● TASK OBJECTIVE: Output each entry verbatim and exclude every picture from it.

● MATERIALS PROVIDED:
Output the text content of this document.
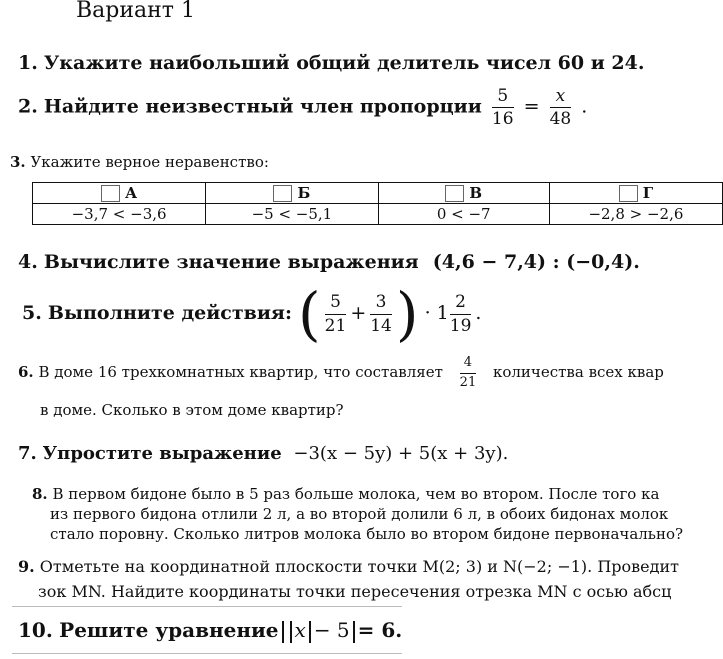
Вариант 1
1. Укажите наибольший общий делитель чисел 60 и 24.
2. Найдите неизвестный член пропорции $\frac{5}{16} = \frac{x}{48}$ .
3. Укажите верное неравенство:
А	Б	В	Г
−3,7 < −3,6	−5 < −5,1	0 < −7	−2,8 > −2,6
4. Вычислите значение выражения (4,6 − 7,4) : (−0,4).
5. Выполните действия: ( $\frac{5}{21} + \frac{3}{14}$ ) · $1 \frac{2}{19}$ .
6. В доме 16 трехкомнатных квартир, что составляет $\frac{4}{21}$ количества всех квар
в доме. Сколько в этом доме квартир?
7. Упростите выражение −3(x − 5y) + 5(x + 3y).
8. В первом бидоне было в 5 раз больше молока, чем во втором. После того ка
из первого бидона отлили 2 л, а во второй долили 6 л, в обоих бидонах молок
стало поровну. Сколько литров молока было во втором бидоне первоначально?
9. Отметьте на координатной плоскости точки M(2; 3) и N(−2; −1). Проведит
зок MN. Найдите координаты точки пересечения отрезка MN с осью абсц
10. Решите уравнение x − 5 = 6.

● OUTPUT BELOW:
Output the text content of this document.
Вариант 1
1. Укажите наибольший общий делитель чисел 60 и 24.
2. Найдите неизвестный член пропорции $\frac{5}{16} = \frac{x}{48}$ .
3. Укажите верное неравенство:
А	Б	В	Г
−3,7 < −3,6	−5 < −5,1	0 < −7	−2,8 > −2,6
4. Вычислите значение выражения (4,6 − 7,4) : (−0,4).
5. Выполните действия: ( $\frac{5}{21} + \frac{3}{14}$ ) · $1 \frac{2}{19}$ .
6. В доме 16 трехкомнатных квартир, что составляет $\frac{4}{21}$ количества всех квар
в доме. Сколько в этом доме квартир?
7. Упростите выражение −3(x − 5y) + 5(x + 3y).
8. В первом бидоне было в 5 раз больше молока, чем во втором. После того ка
из первого бидона отлили 2 л, а во второй долили 6 л, в обоих бидонах молок
стало поровну. Сколько литров молока было во втором бидоне первоначально?
9. Отметьте на координатной плоскости точки M(2; 3) и N(−2; −1). Проведит
зок MN. Найдите координаты точки пересечения отрезка MN с осью абсц
10. Решите уравнение x − 5 = 6.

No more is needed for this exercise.